**THE PROBLEM**
Count the lines of the entries that contain the string "prenosi", treating uppercase and lowercase as different. Reply with the number alone.

(Layout annotation entries)

_____

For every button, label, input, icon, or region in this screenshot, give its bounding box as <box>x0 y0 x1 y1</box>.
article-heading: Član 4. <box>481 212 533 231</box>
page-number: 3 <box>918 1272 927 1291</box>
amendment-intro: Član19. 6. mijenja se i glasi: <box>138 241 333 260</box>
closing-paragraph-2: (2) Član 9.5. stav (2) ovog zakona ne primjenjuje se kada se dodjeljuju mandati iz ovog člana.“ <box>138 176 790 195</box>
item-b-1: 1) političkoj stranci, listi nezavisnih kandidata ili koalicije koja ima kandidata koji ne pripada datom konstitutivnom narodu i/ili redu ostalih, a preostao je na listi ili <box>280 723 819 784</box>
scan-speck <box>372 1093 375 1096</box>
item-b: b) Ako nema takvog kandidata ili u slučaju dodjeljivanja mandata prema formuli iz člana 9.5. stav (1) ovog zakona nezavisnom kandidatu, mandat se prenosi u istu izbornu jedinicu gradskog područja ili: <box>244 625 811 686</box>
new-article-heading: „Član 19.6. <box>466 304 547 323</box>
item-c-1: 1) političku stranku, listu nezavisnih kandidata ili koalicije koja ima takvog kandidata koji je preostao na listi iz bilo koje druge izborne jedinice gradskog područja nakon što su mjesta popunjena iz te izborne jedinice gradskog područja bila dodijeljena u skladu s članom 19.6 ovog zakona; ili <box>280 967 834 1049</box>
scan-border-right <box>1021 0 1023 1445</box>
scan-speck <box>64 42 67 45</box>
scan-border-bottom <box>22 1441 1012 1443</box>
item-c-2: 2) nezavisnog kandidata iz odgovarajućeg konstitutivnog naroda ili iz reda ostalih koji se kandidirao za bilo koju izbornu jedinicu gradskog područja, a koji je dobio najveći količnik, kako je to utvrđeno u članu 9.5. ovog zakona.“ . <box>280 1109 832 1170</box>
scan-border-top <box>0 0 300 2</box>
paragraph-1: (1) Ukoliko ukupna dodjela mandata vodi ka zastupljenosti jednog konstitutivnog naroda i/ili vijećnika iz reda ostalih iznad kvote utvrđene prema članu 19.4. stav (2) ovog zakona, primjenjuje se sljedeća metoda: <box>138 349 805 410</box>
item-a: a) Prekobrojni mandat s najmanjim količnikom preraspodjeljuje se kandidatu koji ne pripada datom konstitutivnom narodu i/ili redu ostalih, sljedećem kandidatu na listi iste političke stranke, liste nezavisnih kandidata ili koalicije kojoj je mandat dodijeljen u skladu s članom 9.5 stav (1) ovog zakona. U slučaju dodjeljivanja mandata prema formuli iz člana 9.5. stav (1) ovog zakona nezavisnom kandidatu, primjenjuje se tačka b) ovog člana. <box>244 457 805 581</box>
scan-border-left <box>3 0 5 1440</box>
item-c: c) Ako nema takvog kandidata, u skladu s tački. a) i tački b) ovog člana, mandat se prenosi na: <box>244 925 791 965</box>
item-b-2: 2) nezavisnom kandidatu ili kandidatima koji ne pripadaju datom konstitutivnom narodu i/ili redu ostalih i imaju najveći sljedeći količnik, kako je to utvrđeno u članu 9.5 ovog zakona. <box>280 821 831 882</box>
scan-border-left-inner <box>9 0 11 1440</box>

_____

**EXPECTED ANSWER**
2